**Short problem A:**
Answer these questions using the passage on birth rates, labeling each answer to match its question.
(i) What average number of births per woman does the passage give for Americans?
(ii) What Ecological Footprint per birth does the passage give for Somalia?
(iii) Who does the passage say points out that workers would also be supporting fewer children?
**Short problem B:** Rewrite the part of the passage on birth rates starting at "Some in the" and ending at "prejudice (Craig, 2009).", with "atrocities" changed to "abuses".

**Source document:**
Some people charge that suggesting these countries take steps to voluntarily reduce birth rates is racial prejudice. They are wrong. This has nothing to do with the color of the skin of people that are having the most children. It has everything to do with what is best for the people in those countries, and what is best for the planet as a whole.

Some in the past may have used population control as a justification for eugenics or racial discrimination. Such actions are wrong. Genuine population concerns have nothing to do with such atrocities. Those who have a legitimate concern about global population should be able to speak that concern without being falsely accused of racial prejudice (Craig, 2009).

The case can be made that births to American women, whose children are likely to have a large Ecological Footprint, can be causing more impact on the planet than the many births of a woman in a poor country. Americans average 1.66 births per woman, each having an average ecological footprint of 7.5 gha, for a total of 12.5 per woman from her direct offspring. The average woman in Somalia has 6.3 births per woman, each having an Ecological Footprint of 0.9 global hectares, for a total of 5.7 (FODAF, 2022). So, arguably it is much more important for American women to further decrease their birth rates.

This assumes that the poor will be kept in poverty, and Americans, by virtue of birth, will be kept rich. Poor countries are going to at least be striving to increase their affluence, and many in poor countries will be migrating to more affluent countries. So, one cannot say that, just because a country is poor, it does not matter that their birth rate is high. Births in rich countries make a greater impact on the environment, but it all makes a difference.

Some people say this would make a larger toll on the smaller population of working-age people who must support all of the retired people. True, but as Christopher Tucker points out, workers would also be supporting fewer children. So, it all tends to work out so the number of dependent children plus elderly per working age person doesn’t change much (Tucker, 2022). It is something that such workers should be wanting to do for their own future.

**Data records:**
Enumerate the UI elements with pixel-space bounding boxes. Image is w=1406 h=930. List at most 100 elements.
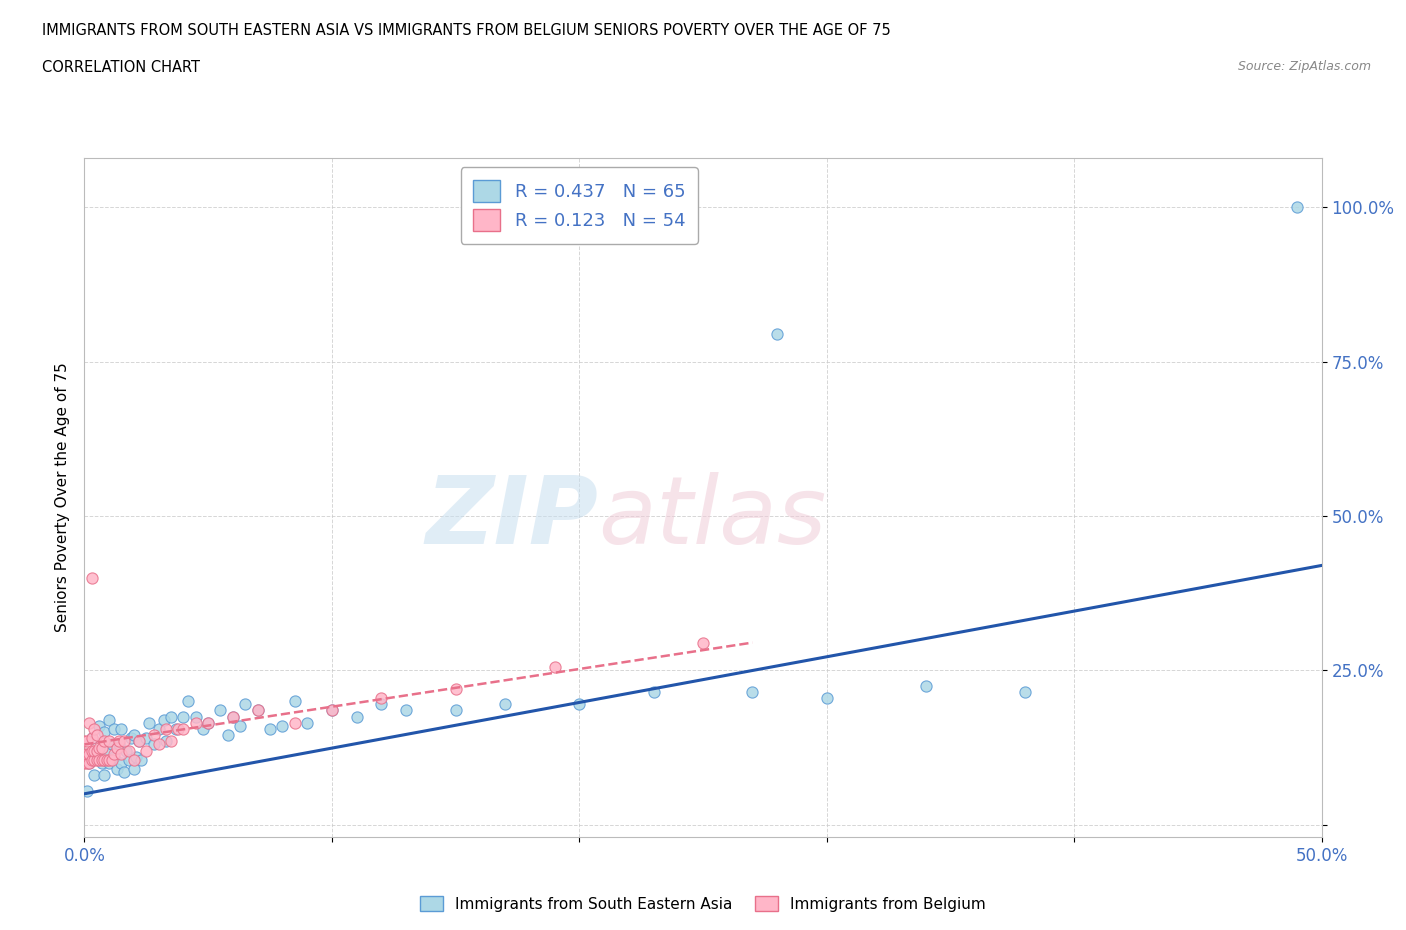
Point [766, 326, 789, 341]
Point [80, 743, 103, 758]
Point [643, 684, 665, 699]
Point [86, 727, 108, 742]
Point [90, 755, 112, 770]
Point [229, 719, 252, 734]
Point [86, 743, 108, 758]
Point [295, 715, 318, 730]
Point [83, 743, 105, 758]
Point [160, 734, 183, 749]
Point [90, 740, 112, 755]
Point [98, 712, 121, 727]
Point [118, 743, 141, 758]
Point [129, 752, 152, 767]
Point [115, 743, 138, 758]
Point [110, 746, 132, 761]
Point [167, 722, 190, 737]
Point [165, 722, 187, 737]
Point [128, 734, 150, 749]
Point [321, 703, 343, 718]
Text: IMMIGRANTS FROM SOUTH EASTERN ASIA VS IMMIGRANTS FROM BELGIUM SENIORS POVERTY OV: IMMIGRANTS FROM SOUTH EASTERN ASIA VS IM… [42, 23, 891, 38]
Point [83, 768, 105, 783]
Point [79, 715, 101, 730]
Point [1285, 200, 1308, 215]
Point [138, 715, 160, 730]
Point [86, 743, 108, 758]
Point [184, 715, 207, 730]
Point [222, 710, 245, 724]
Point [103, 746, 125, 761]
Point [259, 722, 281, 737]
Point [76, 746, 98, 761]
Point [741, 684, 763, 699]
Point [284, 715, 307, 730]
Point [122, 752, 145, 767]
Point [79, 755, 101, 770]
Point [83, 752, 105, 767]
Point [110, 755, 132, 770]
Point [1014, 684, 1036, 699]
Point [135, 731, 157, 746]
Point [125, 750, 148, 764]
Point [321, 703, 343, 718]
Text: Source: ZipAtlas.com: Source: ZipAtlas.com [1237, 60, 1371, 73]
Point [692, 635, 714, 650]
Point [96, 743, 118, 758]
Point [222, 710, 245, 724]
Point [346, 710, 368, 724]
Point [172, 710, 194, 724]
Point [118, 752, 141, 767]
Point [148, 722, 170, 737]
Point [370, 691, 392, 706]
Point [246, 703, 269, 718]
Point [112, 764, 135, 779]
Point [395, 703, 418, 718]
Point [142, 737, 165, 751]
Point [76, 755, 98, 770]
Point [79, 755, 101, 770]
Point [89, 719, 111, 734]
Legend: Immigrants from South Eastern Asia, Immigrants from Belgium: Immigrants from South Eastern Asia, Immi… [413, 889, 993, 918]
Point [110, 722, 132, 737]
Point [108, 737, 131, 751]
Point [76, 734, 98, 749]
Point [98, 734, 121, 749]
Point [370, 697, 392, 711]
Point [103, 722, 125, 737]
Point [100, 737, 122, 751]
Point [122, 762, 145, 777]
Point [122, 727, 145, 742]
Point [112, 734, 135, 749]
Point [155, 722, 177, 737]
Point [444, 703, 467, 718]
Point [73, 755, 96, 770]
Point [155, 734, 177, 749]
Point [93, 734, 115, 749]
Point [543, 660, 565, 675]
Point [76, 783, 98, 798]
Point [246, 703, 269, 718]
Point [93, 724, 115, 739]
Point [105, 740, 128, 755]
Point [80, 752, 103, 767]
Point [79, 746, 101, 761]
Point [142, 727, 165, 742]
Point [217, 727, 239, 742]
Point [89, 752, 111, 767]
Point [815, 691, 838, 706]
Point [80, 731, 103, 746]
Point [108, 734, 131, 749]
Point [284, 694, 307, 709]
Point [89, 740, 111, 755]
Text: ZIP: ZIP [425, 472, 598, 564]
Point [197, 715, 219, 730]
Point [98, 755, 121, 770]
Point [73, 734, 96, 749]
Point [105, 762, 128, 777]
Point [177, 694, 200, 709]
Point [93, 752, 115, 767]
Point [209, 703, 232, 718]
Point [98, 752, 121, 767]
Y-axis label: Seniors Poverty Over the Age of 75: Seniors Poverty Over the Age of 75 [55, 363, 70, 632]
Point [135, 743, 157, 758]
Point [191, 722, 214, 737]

**Result A:**
(i) 1.66 births per woman
(ii) 0.9 global hectares
(iii) Christopher Tucker

**Result B:**
Some in the past may have used population control as a justification for eugenics or racial discrimination. Such actions are wrong. Genuine population concerns have nothing to do with such abuses. Those who have a legitimate concern about global population should be able to speak that concern without being falsely accused of racial prejudice (Craig, 2009).